Your objective:
Drop every picture and give the entries back exactly.

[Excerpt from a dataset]

--

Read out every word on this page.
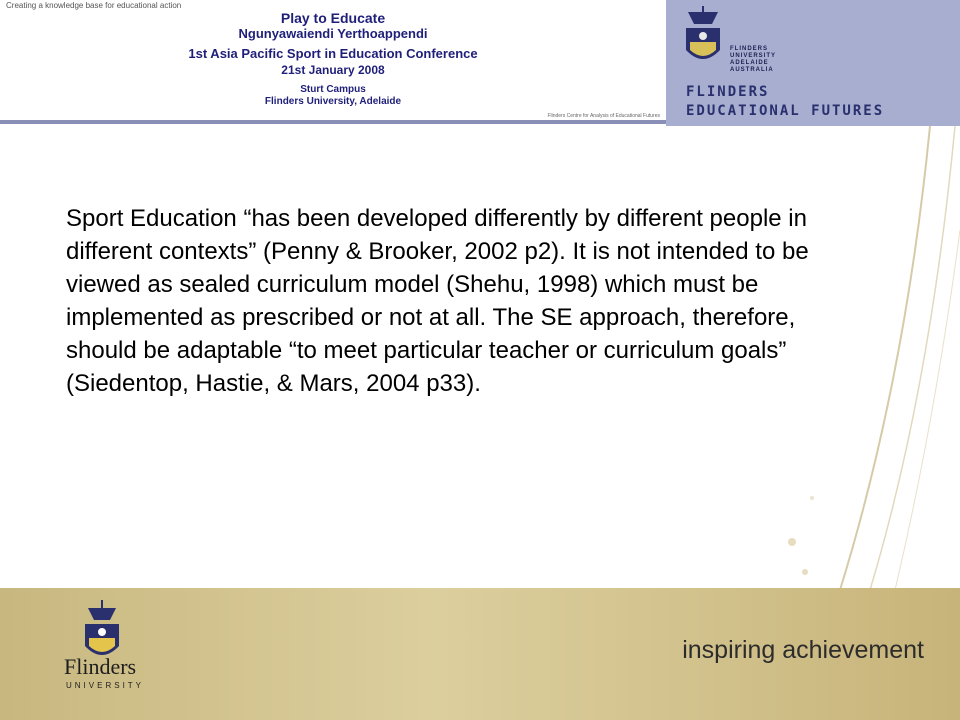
Creating a knowledge base for educational action
Play to Educate
Ngunyawaiendi Yerthoappendi
1st Asia Pacific Sport in Education Conference
21st January 2008
Sturt Campus
Flinders University, Adelaide
Flinders Centre for Analysis of Educational Futures
FLINDERS
UNIVERSITY
ADELAIDE
AUSTRALIA
FLINDERS
EDUCATIONAL FUTURES
Sport Education “has been developed differently by different people in different contexts” (Penny & Brooker, 2002 p2). It is not intended to be viewed as sealed curriculum model (Shehu, 1998) which must be implemented as prescribed or not at all. The SE approach, therefore, should be adaptable “to meet particular teacher or curriculum goals” (Siedentop, Hastie, & Mars, 2004 p33).
Flinders
UNIVERSITY
inspiring achievement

--

The output:
Read out every word on this page.
Creating a knowledge base for educational action
Play to Educate
Ngunyawaiendi Yerthoappendi
1st Asia Pacific Sport in Education Conference
21st January 2008
Sturt Campus
Flinders University, Adelaide
Flinders Centre for Analysis of Educational Futures
FLINDERS
UNIVERSITY
ADELAIDE
AUSTRALIA
FLINDERS
EDUCATIONAL FUTURES
Sport Education “has been developed differently by different people in different contexts” (Penny & Brooker, 2002 p2). It is not intended to be viewed as sealed curriculum model (Shehu, 1998) which must be implemented as prescribed or not at all. The SE approach, therefore, should be adaptable “to meet particular teacher or curriculum goals” (Siedentop, Hastie, & Mars, 2004 p33).
Flinders
UNIVERSITY
inspiring achievement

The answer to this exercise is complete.